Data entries
******

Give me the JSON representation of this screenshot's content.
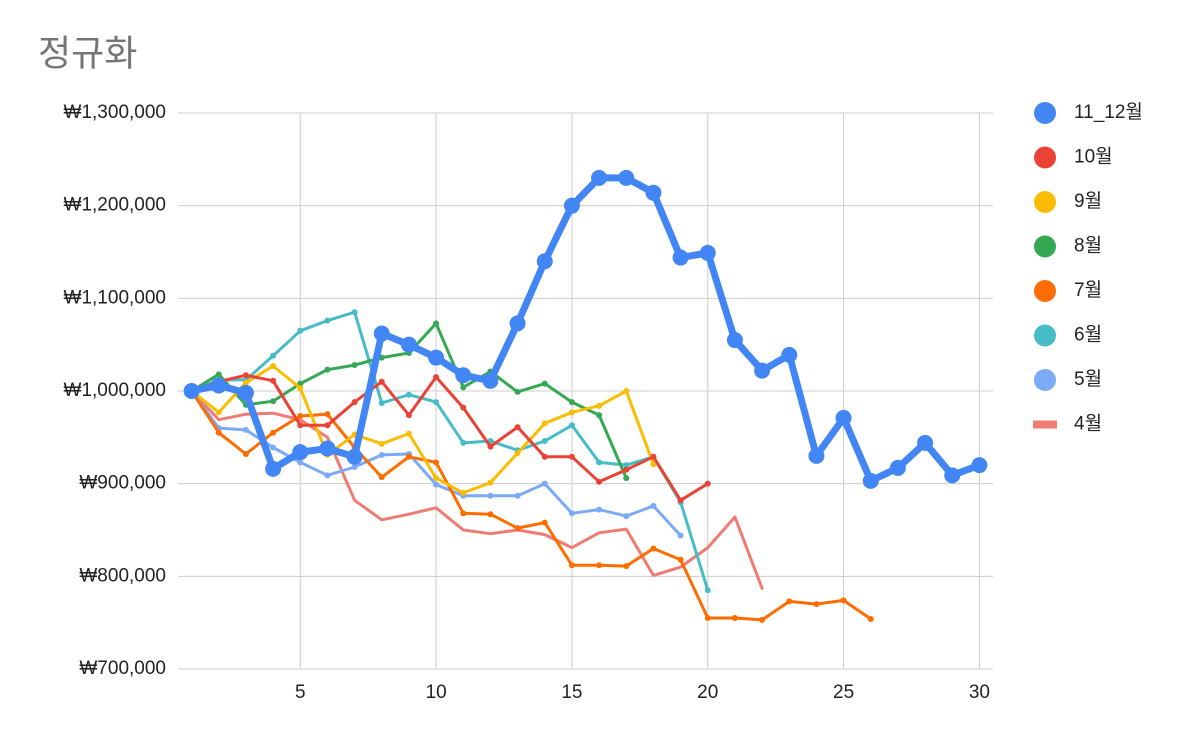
{
  "chart_data": {
    "type": "line",
    "title": "정규화",
    "x": [
      1,
      2,
      3,
      4,
      5,
      6,
      7,
      8,
      9,
      10,
      11,
      12,
      13,
      14,
      15,
      16,
      17,
      18,
      19,
      20,
      21,
      22,
      23,
      24,
      25,
      26,
      27,
      28,
      29,
      30
    ],
    "xlim": [
      0.5,
      30.5
    ],
    "xticks": [
      5,
      10,
      15,
      20,
      25,
      30
    ],
    "ylim": [
      700000,
      1300000
    ],
    "yticks": [
      {
        "value": 700000,
        "label": "₩700,000"
      },
      {
        "value": 800000,
        "label": "₩800,000"
      },
      {
        "value": 900000,
        "label": "₩900,000"
      },
      {
        "value": 1000000,
        "label": "₩1,000,000"
      },
      {
        "value": 1100000,
        "label": "₩1,100,000"
      },
      {
        "value": 1200000,
        "label": "₩1,200,000"
      },
      {
        "value": 1300000,
        "label": "₩1,300,000"
      }
    ],
    "grid": true,
    "legend": "right",
    "series": [
      {
        "name": "11_12월",
        "color": "#4285f4",
        "marker": true,
        "values": [
          1000000,
          1006000,
          998000,
          916000,
          934000,
          938000,
          929000,
          1062000,
          1050000,
          1036000,
          1017000,
          1011000,
          1073000,
          1140000,
          1200000,
          1230000,
          1230000,
          1214000,
          1144000,
          1149000,
          1055000,
          1022000,
          1039000,
          930000,
          971000,
          903000,
          917000,
          944000,
          909000,
          920000
        ]
      },
      {
        "name": "10월",
        "color": "#ea4335",
        "marker": true,
        "values": [
          1000000,
          1010000,
          1017000,
          1011000,
          963000,
          963000,
          988000,
          1010000,
          974000,
          1015000,
          982000,
          940000,
          961000,
          929000,
          929000,
          902000,
          915000,
          929000,
          882000,
          900000,
          null,
          null,
          null,
          null,
          null,
          null,
          null,
          null,
          null,
          null
        ]
      },
      {
        "name": "9월",
        "color": "#fbbc04",
        "marker": true,
        "values": [
          1000000,
          977000,
          1009000,
          1027000,
          1003000,
          931000,
          953000,
          943000,
          954000,
          906000,
          890000,
          901000,
          933000,
          965000,
          977000,
          984000,
          1000000,
          921000,
          null,
          null,
          null,
          null,
          null,
          null,
          null,
          null,
          null,
          null,
          null,
          null
        ]
      },
      {
        "name": "8월",
        "color": "#34a853",
        "marker": true,
        "values": [
          1000000,
          1018000,
          985000,
          989000,
          1008000,
          1023000,
          1028000,
          1036000,
          1041000,
          1073000,
          1004000,
          1021000,
          999000,
          1008000,
          988000,
          974000,
          906000,
          null,
          null,
          null,
          null,
          null,
          null,
          null,
          null,
          null,
          null,
          null,
          null,
          null
        ]
      },
      {
        "name": "7월",
        "color": "#ff6d01",
        "marker": true,
        "values": [
          1000000,
          955000,
          932000,
          955000,
          973000,
          975000,
          939000,
          907000,
          929000,
          923000,
          868000,
          867000,
          852000,
          858000,
          812000,
          812000,
          811000,
          830000,
          818000,
          755000,
          755000,
          753000,
          773000,
          770000,
          774000,
          754000,
          null,
          null,
          null,
          null
        ]
      },
      {
        "name": "6월",
        "color": "#46bdc6",
        "marker": true,
        "values": [
          1000000,
          1012000,
          1012000,
          1038000,
          1065000,
          1076000,
          1085000,
          987000,
          996000,
          988000,
          944000,
          946000,
          936000,
          946000,
          963000,
          923000,
          920000,
          929000,
          880000,
          785000,
          null,
          null,
          null,
          null,
          null,
          null,
          null,
          null,
          null,
          null
        ]
      },
      {
        "name": "5월",
        "color": "#7baaf7",
        "marker": true,
        "values": [
          1000000,
          960000,
          958000,
          939000,
          923000,
          909000,
          918000,
          931000,
          932000,
          899000,
          887000,
          887000,
          887000,
          900000,
          868000,
          872000,
          865000,
          876000,
          844000,
          null,
          null,
          null,
          null,
          null,
          null,
          null,
          null,
          null,
          null,
          null
        ]
      },
      {
        "name": "4월",
        "color": "#f07b72",
        "marker": false,
        "values": [
          1000000,
          969000,
          975000,
          976000,
          969000,
          950000,
          882000,
          861000,
          867000,
          874000,
          850000,
          846000,
          850000,
          845000,
          831000,
          847000,
          851000,
          801000,
          810000,
          831000,
          864000,
          787000,
          null,
          null,
          null,
          null,
          null,
          null,
          null,
          null
        ]
      }
    ]
  }
}
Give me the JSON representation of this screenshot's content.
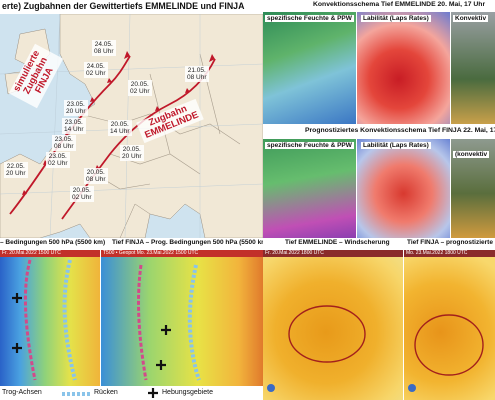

******

Could you repeat all of the material exactly? Pictures should not be copied.

- **Task response**
Give me the JSON representation of this screenshot's content.
{
  "chart_data": {
    "type": "line",
    "title": "정규화",
    "x": [
      1,
      2,
      3,
      4,
      5,
      6,
      7,
      8,
      9,
      10,
      11,
      12,
      13,
      14,
      15,
      16,
      17,
      18,
      19,
      20,
      21,
      22,
      23,
      24,
      25,
      26,
      27,
      28,
      29,
      30
    ],
    "xlim": [
      0.5,
      30.5
    ],
    "xticks": [
      5,
      10,
      15,
      20,
      25,
      30
    ],
    "ylim": [
      700000,
      1300000
    ],
    "yticks": [
      {
        "value": 700000,
        "label": "₩700,000"
      },
      {
        "value": 800000,
        "label": "₩800,000"
      },
      {
        "value": 900000,
        "label": "₩900,000"
      },
      {
        "value": 1000000,
        "label": "₩1,000,000"
      },
      {
        "value": 1100000,
        "label": "₩1,100,000"
      },
      {
        "value": 1200000,
        "label": "₩1,200,000"
      },
      {
        "value": 1300000,
        "label": "₩1,300,000"
      }
    ],
    "grid": true,
    "legend": "right",
    "series": [
      {
        "name": "11_12월",
        "color": "#4285f4",
        "marker": true,
        "values": [
          1000000,
          1006000,
          998000,
          916000,
          934000,
          938000,
          929000,
          1062000,
          1050000,
          1036000,
          1017000,
          1011000,
          1073000,
          1140000,
          1200000,
          1230000,
          1230000,
          1214000,
          1144000,
          1149000,
          1055000,
          1022000,
          1039000,
          930000,
          971000,
          903000,
          917000,
          944000,
          909000,
          920000
        ]
      },
      {
        "name": "10월",
        "color": "#ea4335",
        "marker": true,
        "values": [
          1000000,
          1010000,
          1017000,
          1011000,
          963000,
          963000,
          988000,
          1010000,
          974000,
          1015000,
          982000,
          940000,
          961000,
          929000,
          929000,
          902000,
          915000,
          929000,
          882000,
          900000,
          null,
          null,
          null,
          null,
          null,
          null,
          null,
          null,
          null,
          null
        ]
      },
      {
        "name": "9월",
        "color": "#fbbc04",
        "marker": true,
        "values": [
          1000000,
          977000,
          1009000,
          1027000,
          1003000,
          931000,
          953000,
          943000,
          954000,
          906000,
          890000,
          901000,
          933000,
          965000,
          977000,
          984000,
          1000000,
          921000,
          null,
          null,
          null,
          null,
          null,
          null,
          null,
          null,
          null,
          null,
          null,
          null
        ]
      },
      {
        "name": "8월",
        "color": "#34a853",
        "marker": true,
        "values": [
          1000000,
          1018000,
          985000,
          989000,
          1008000,
          1023000,
          1028000,
          1036000,
          1041000,
          1073000,
          1004000,
          1021000,
          999000,
          1008000,
          988000,
          974000,
          906000,
          null,
          null,
          null,
          null,
          null,
          null,
          null,
          null,
          null,
          null,
          null,
          null,
          null
        ]
      },
      {
        "name": "7월",
        "color": "#ff6d01",
        "marker": true,
        "values": [
          1000000,
          955000,
          932000,
          955000,
          973000,
          975000,
          939000,
          907000,
          929000,
          923000,
          868000,
          867000,
          852000,
          858000,
          812000,
          812000,
          811000,
          830000,
          818000,
          755000,
          755000,
          753000,
          773000,
          770000,
          774000,
          754000,
          null,
          null,
          null,
          null
        ]
      },
      {
        "name": "6월",
        "color": "#46bdc6",
        "marker": true,
        "values": [
          1000000,
          1012000,
          1012000,
          1038000,
          1065000,
          1076000,
          1085000,
          987000,
          996000,
          988000,
          944000,
          946000,
          936000,
          946000,
          963000,
          923000,
          920000,
          929000,
          880000,
          785000,
          null,
          null,
          null,
          null,
          null,
          null,
          null,
          null,
          null,
          null
        ]
      },
      {
        "name": "5월",
        "color": "#7baaf7",
        "marker": true,
        "values": [
          1000000,
          960000,
          958000,
          939000,
          923000,
          909000,
          918000,
          931000,
          932000,
          899000,
          887000,
          887000,
          887000,
          900000,
          868000,
          872000,
          865000,
          876000,
          844000,
          null,
          null,
          null,
          null,
          null,
          null,
          null,
          null,
          null,
          null,
          null
        ]
      },
      {
        "name": "4월",
        "color": "#f07b72",
        "marker": false,
        "values": [
          1000000,
          969000,
          975000,
          976000,
          969000,
          950000,
          882000,
          861000,
          867000,
          874000,
          850000,
          846000,
          850000,
          845000,
          831000,
          847000,
          851000,
          801000,
          810000,
          831000,
          864000,
          787000,
          null,
          null,
          null,
          null,
          null,
          null,
          null,
          null
        ]
      }
    ]
  }
}
Give me the JSON representation of this screenshot's content.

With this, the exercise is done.